▶ EXERCISE INSTRUCTIONS:
Can you return the lines starting at the one containing "tree-scroll-thumb[interactable] — [235, 60, 250, 500]" and ending at the one containing "scroll-up-icon[interactable]: ▲ — [234, 30, 251, 47]", both included, with no change to a single character?

▶ DATASET RECORDS:
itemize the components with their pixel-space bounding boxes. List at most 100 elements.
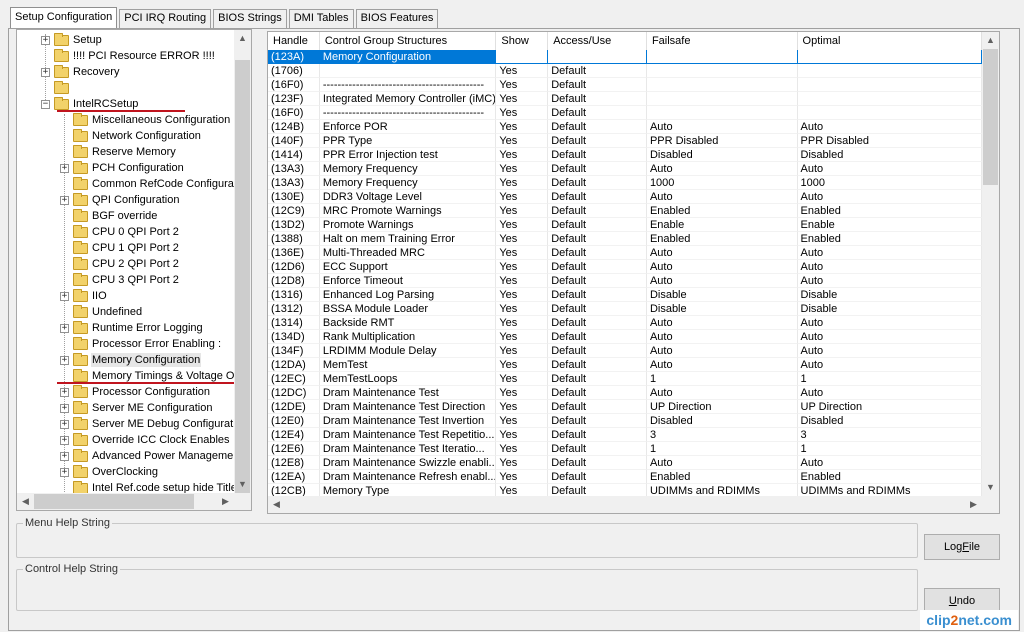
tree-scroll-thumb[interactable] — [235, 60, 250, 500]
tab-bios-features[interactable]: BIOS Features — [355, 9, 439, 28]
table-row[interactable]: (123F) Integrated Memory Controller (iMC)… — [268, 92, 982, 106]
tree-node[interactable]: + Server ME Configuration — [60, 400, 213, 416]
table-row[interactable]: (12EC) MemTestLoops Yes Default 1 1 — [268, 372, 982, 386]
expand-icon[interactable]: + — [60, 403, 69, 413]
table-row[interactable]: (16F0) ----------------------------------… — [268, 106, 982, 120]
tree-node[interactable]: Network Configuration — [60, 128, 202, 144]
grid-horizontal-scrollbar[interactable]: ◀ ▶ — [268, 496, 982, 513]
table-row[interactable]: (12D6) ECC Support Yes Default Auto Auto — [268, 260, 982, 274]
table-row[interactable]: (136E) Multi-Threaded MRC Yes Default Auto Au… — [268, 246, 982, 260]
column-header-handle[interactable]: Handle — [268, 32, 320, 50]
tree-horizontal-scrollbar[interactable]: ◀ ▶ — [17, 493, 234, 510]
tree-node[interactable]: + Override ICC Clock Enables — [60, 432, 231, 448]
tree-node[interactable]: + Advanced Power Manageme — [60, 448, 234, 464]
tree-vertical-scrollbar[interactable]: ▲ ▼ — [234, 30, 251, 500]
tree-node[interactable]: CPU 1 QPI Port 2 — [60, 240, 180, 256]
scroll-left-icon[interactable]: ◀ — [268, 496, 285, 513]
table-row[interactable]: (12D8) Enforce Timeout Yes Default Auto Auto — [268, 274, 982, 288]
expand-icon[interactable]: + — [60, 419, 69, 429]
tree-node[interactable]: + PCH Configuration — [60, 160, 185, 176]
tree-node[interactable]: + Server ME Debug Configurati — [60, 416, 234, 432]
column-header-optimal[interactable]: Optimal — [798, 32, 982, 50]
grid-vertical-scrollbar[interactable]: ▲ ▼ — [982, 32, 999, 496]
tree-node[interactable]: + QPI Configuration — [60, 192, 180, 208]
scroll-up-icon[interactable]: ▲ — [234, 30, 251, 47]
tree-node[interactable]: CPU 0 QPI Port 2 — [60, 224, 180, 240]
expand-icon[interactable]: + — [60, 195, 69, 205]
expand-icon[interactable]: + — [60, 355, 69, 365]
table-row[interactable]: (140F) PPR Type Yes Default PPR Disabled PPR … — [268, 134, 982, 148]
tree-node[interactable]: Miscellaneous Configuration — [60, 112, 231, 128]
column-header-control-group-structures[interactable]: Control Group Structures — [320, 32, 497, 50]
tree-node[interactable]: + Recovery — [41, 64, 120, 80]
setup-tree[interactable]: + Setup !!!! PCI Resource ERROR !!!! + Recov… — [16, 29, 252, 511]
scroll-right-icon[interactable]: ▶ — [217, 493, 234, 510]
scroll-up-icon[interactable]: ▲ — [982, 32, 999, 49]
tree-node[interactable]: Reserve Memory — [60, 144, 177, 160]
tree-node[interactable]: + Processor Configuration — [60, 384, 211, 400]
table-row[interactable]: (13A3) Memory Frequency Yes Default 1000 1000 — [268, 176, 982, 190]
tree-node[interactable]: + Runtime Error Logging — [60, 320, 204, 336]
tree-node[interactable]: Common RefCode Configurati — [60, 176, 234, 192]
expand-icon[interactable]: + — [60, 323, 69, 333]
table-row[interactable]: (12E8) Dram Maintenance Swizzle enabli...… — [268, 456, 982, 470]
scroll-left-icon[interactable]: ◀ — [17, 493, 34, 510]
table-row[interactable]: (12C9) MRC Promote Warnings Yes Default Enab… — [268, 204, 982, 218]
column-header-failsafe[interactable]: Failsafe — [647, 32, 798, 50]
tree-hscroll-thumb[interactable] — [34, 494, 194, 509]
tree-node[interactable]: BGF override — [60, 208, 158, 224]
tab-bios-strings[interactable]: BIOS Strings — [213, 9, 287, 28]
table-row[interactable]: (12DA) MemTest Yes Default Auto Auto — [268, 358, 982, 372]
logfile-button[interactable]: LogFile — [924, 534, 1000, 560]
table-row[interactable]: (134D) Rank Multiplication Yes Default Auto A… — [268, 330, 982, 344]
expand-icon[interactable]: + — [60, 451, 69, 461]
table-row[interactable]: (130E) DDR3 Voltage Level Yes Default Auto Au… — [268, 190, 982, 204]
table-row[interactable]: (12CB) Memory Type Yes Default UDIMMs and RD… — [268, 484, 982, 496]
table-row[interactable]: (12DC) Dram Maintenance Test Yes Default Aut… — [268, 386, 982, 400]
table-row[interactable]: (12DE) Dram Maintenance Test Direction Yes… — [268, 400, 982, 414]
tree-node[interactable]: + IIO — [60, 288, 108, 304]
table-row[interactable]: (1388) Halt on mem Training Error Yes Defau… — [268, 232, 982, 246]
tree-node[interactable]: Intel Ref.code setup hide Title — [60, 480, 234, 493]
table-row[interactable]: (1706) Yes Default — [268, 64, 982, 78]
tree-node[interactable]: + OverClocking — [60, 464, 159, 480]
tree-node[interactable]: Undefined — [60, 304, 143, 320]
table-row[interactable]: (1316) Enhanced Log Parsing Yes Default Disa… — [268, 288, 982, 302]
scroll-down-icon[interactable]: ▼ — [982, 479, 999, 496]
table-row[interactable]: (12E6) Dram Maintenance Test Iteratio... Y… — [268, 442, 982, 456]
tab-dmi-tables[interactable]: DMI Tables — [288, 9, 354, 28]
column-header-show[interactable]: Show — [496, 32, 549, 50]
expand-icon[interactable]: + — [60, 467, 69, 477]
expand-icon[interactable]: + — [60, 291, 69, 301]
scroll-right-icon[interactable]: ▶ — [965, 496, 982, 513]
table-row[interactable]: (1414) PPR Error Injection test Yes Default… — [268, 148, 982, 162]
table-row[interactable]: (13D2) Promote Warnings Yes Default Enable En… — [268, 218, 982, 232]
tree-node[interactable]: CPU 2 QPI Port 2 — [60, 256, 180, 272]
table-row[interactable]: (12E0) Dram Maintenance Test Invertion Yes… — [268, 414, 982, 428]
tree-node[interactable]: Processor Error Enabling : — [60, 336, 222, 352]
tree-node[interactable]: !!!! PCI Resource ERROR !!!! — [41, 48, 216, 64]
table-row[interactable]: (1312) BSSA Module Loader Yes Default Disabl… — [268, 302, 982, 316]
expand-icon[interactable]: + — [60, 163, 69, 173]
grid-scroll-thumb[interactable] — [983, 49, 998, 185]
table-row[interactable]: (134F) LRDIMM Module Delay Yes Default Auto A… — [268, 344, 982, 358]
scroll-down-icon[interactable]: ▼ — [234, 476, 251, 493]
table-row[interactable]: (1314) Backside RMT Yes Default Auto Auto — [268, 316, 982, 330]
table-row[interactable]: (12EA) Dram Maintenance Refresh enabl... Y… — [268, 470, 982, 484]
expand-icon[interactable]: + — [41, 35, 50, 45]
table-row[interactable]: (12E4) Dram Maintenance Test Repetitio...… — [268, 428, 982, 442]
control-grid[interactable]: Handle Control Group Structures Show Access… — [267, 31, 1000, 514]
table-row[interactable]: (124B) Enforce POR Yes Default Auto Auto — [268, 120, 982, 134]
tree-node[interactable]: CPU 3 QPI Port 2 — [60, 272, 180, 288]
table-row[interactable]: (13A3) Memory Frequency Yes Default Auto Auto — [268, 162, 982, 176]
table-row[interactable]: (123A) Memory Configuration — [268, 50, 982, 64]
collapse-icon[interactable]: − — [41, 99, 50, 109]
expand-icon[interactable]: + — [60, 387, 69, 397]
table-row[interactable]: (16F0) ----------------------------------… — [268, 78, 982, 92]
tab-setup-configuration[interactable]: Setup Configuration — [10, 7, 118, 29]
tab-pci-irq-routing[interactable]: PCI IRQ Routing — [119, 9, 212, 28]
expand-icon[interactable]: + — [41, 67, 50, 77]
column-header-access-use[interactable]: Access/Use — [548, 32, 647, 50]
tree-node[interactable] — [41, 80, 74, 96]
tree-node[interactable]: + Setup — [41, 32, 103, 48]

▶ EXPECTED ANSWER:
tree-scroll-thumb[interactable] — [235, 60, 250, 500]
tab-bios-features[interactable]: BIOS Features — [355, 9, 439, 28]
table-row[interactable]: (123F) Integrated Memory Controller (iMC)… — [268, 92, 982, 106]
tree-node[interactable]: + Server ME Configuration — [60, 400, 213, 416]
table-row[interactable]: (12EC) MemTestLoops Yes Default 1 1 — [268, 372, 982, 386]
expand-icon[interactable]: + — [60, 403, 69, 413]
table-row[interactable]: (16F0) ----------------------------------… — [268, 106, 982, 120]
tree-node[interactable]: Network Configuration — [60, 128, 202, 144]
grid-horizontal-scrollbar[interactable]: ◀ ▶ — [268, 496, 982, 513]
table-row[interactable]: (12D6) ECC Support Yes Default Auto Auto — [268, 260, 982, 274]
table-row[interactable]: (136E) Multi-Threaded MRC Yes Default Auto Au… — [268, 246, 982, 260]
column-header-handle[interactable]: Handle — [268, 32, 320, 50]
tree-horizontal-scrollbar[interactable]: ◀ ▶ — [17, 493, 234, 510]
tree-node[interactable]: + Override ICC Clock Enables — [60, 432, 231, 448]
tree-node[interactable]: + Advanced Power Manageme — [60, 448, 234, 464]
tree-vertical-scrollbar[interactable]: ▲ ▼ — [234, 30, 251, 500]
tree-node[interactable]: CPU 1 QPI Port 2 — [60, 240, 180, 256]
scroll-left-icon[interactable]: ◀ — [268, 496, 285, 513]
table-row[interactable]: (12D8) Enforce Timeout Yes Default Auto Auto — [268, 274, 982, 288]
expand-icon[interactable]: + — [60, 419, 69, 429]
tree-node[interactable]: + PCH Configuration — [60, 160, 185, 176]
tree-node[interactable]: + Server ME Debug Configurati — [60, 416, 234, 432]
column-header-optimal[interactable]: Optimal — [798, 32, 982, 50]
grid-vertical-scrollbar[interactable]: ▲ ▼ — [982, 32, 999, 496]
tree-node[interactable]: + QPI Configuration — [60, 192, 180, 208]
scroll-up-icon[interactable]: ▲ — [234, 30, 251, 47]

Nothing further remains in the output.